GIVEN EXERCISE »
Copy every line from the records below that holds the word "לקחת".
------ INFORMATION SHOWN
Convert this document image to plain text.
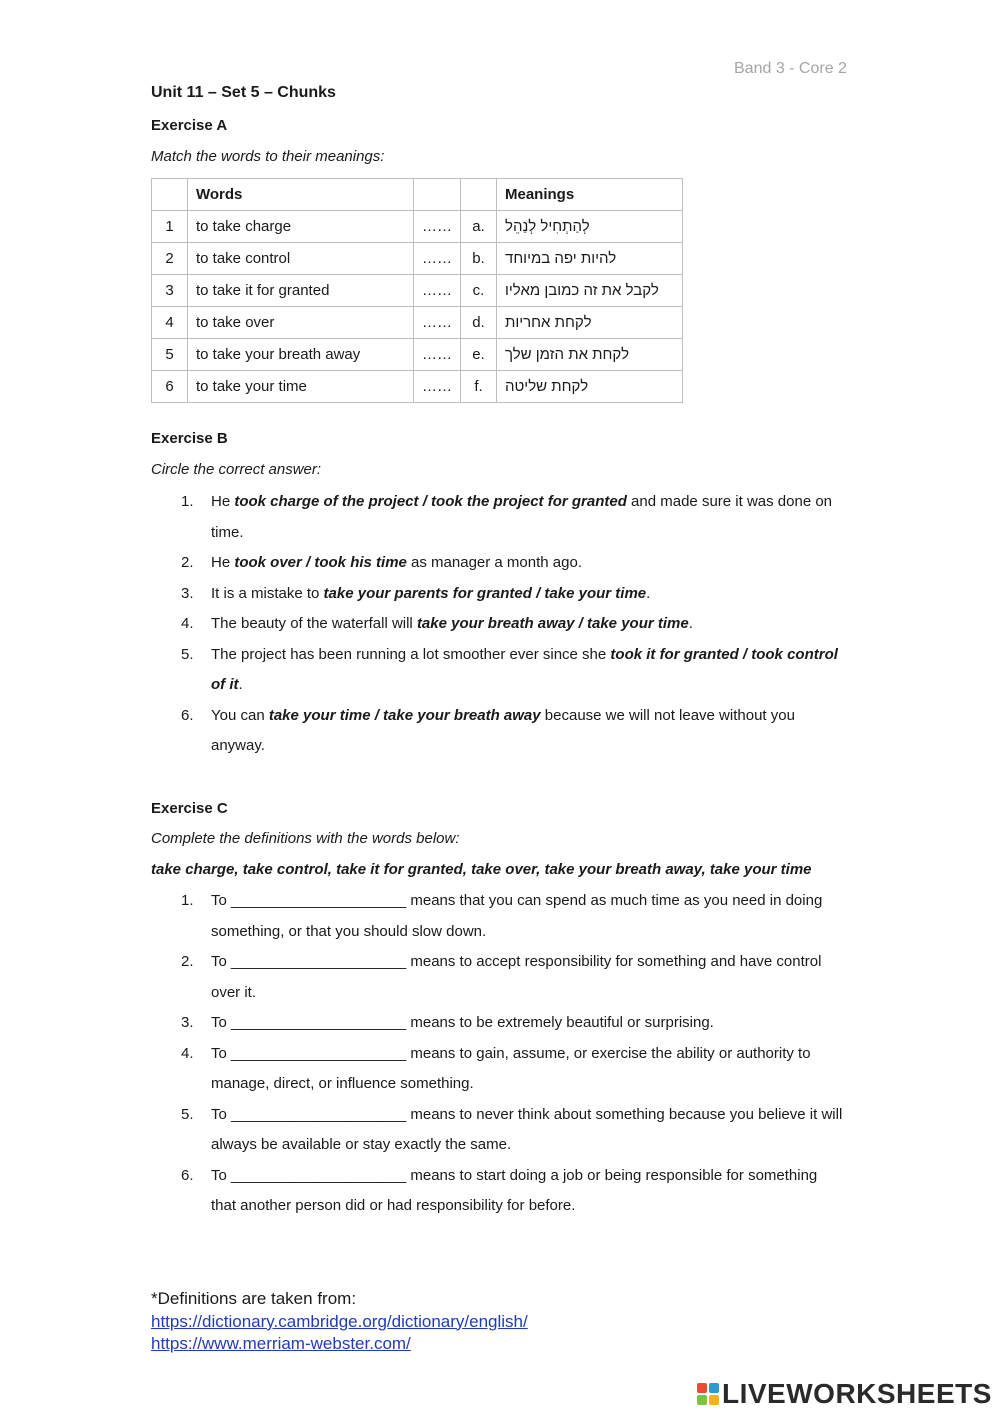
Band 3 - Core 2
Unit 11 – Set 5 – Chunks
Exercise A
Match the words to their meanings:
	Words			Meanings
1	to take charge	……	a.	לְהַתְחִיל לְנַהֵל
2	to take control	……	b.	להיות יפה במיוחד
3	to take it for granted	……	c.	לקבל את זה כמובן מאליו
4	to take over	……	d.	לקחת אחריות
5	to take your breath away	……	e.	לקחת את הזמן שלך
6	to take your time	……	f.	לקחת שליטה
Exercise B
Circle the correct answer:
1. He took charge of the project / took the project for granted and made sure it was done on time.
2. He took over / took his time as manager a month ago.
3. It is a mistake to take your parents for granted / take your time.
4. The beauty of the waterfall will take your breath away / take your time.
5. The project has been running a lot smoother ever since she took it for granted / took control of it.
6. You can take your time / take your breath away because we will not leave without you anyway.
Exercise C
Complete the definitions with the words below:
take charge, take control, take it for granted, take over, take your breath away, take your time
1. To _____________________ means that you can spend as much time as you need in doing something, or that you should slow down.
2. To _____________________ means to accept responsibility for something and have control over it.
3. To _____________________ means to be extremely beautiful or surprising.
4. To _____________________ means to gain, assume, or exercise the ability or authority to manage, direct, or influence something.
5. To _____________________ means to never think about something because you believe it will always be available or stay exactly the same.
6. To _____________________ means to start doing a job or being responsible for something that another person did or had responsibility for before.
*Definitions are taken from:
https://dictionary.cambridge.org/dictionary/english/
https://www.merriam-webster.com/
LIVEWORKSHEETS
------------
OUTPUT FOR THIS TASK »
4	to take over	……	d.	לקחת אחריות
5	to take your breath away	……	e.	לקחת את הזמן שלך
6	to take your time	……	f.	לקחת שליטה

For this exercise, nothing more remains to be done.